— BEGIN Records supplied —

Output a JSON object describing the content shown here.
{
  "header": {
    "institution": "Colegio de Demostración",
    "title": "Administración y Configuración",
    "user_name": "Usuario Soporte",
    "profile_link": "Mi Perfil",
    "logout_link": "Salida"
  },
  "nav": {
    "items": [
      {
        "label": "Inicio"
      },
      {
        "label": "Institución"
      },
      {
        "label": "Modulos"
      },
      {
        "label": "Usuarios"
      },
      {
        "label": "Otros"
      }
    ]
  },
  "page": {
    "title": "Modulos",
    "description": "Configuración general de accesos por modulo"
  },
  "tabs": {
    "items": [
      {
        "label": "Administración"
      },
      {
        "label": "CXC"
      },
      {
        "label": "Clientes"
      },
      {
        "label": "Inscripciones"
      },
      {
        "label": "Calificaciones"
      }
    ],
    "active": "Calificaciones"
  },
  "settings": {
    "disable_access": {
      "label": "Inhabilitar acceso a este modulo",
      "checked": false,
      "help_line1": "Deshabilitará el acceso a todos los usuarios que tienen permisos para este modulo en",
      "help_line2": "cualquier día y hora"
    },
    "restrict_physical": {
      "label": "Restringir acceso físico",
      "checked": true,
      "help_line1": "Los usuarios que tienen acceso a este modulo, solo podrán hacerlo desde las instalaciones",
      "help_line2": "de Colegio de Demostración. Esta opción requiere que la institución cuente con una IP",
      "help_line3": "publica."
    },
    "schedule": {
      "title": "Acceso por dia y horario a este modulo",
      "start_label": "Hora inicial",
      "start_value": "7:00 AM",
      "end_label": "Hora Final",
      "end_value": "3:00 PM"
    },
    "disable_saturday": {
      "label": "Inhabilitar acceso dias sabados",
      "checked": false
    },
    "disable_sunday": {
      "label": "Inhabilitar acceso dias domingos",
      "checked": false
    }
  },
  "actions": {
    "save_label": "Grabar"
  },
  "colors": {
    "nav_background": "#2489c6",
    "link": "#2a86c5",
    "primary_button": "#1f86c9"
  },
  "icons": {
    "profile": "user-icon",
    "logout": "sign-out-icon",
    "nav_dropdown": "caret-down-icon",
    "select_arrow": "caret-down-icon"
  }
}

— END Records supplied —

Filter the listing above by the word "Administración"; copy each line that passes.

**The answer**.
    "title": "Administración y Configuración",
        "label": "Administración"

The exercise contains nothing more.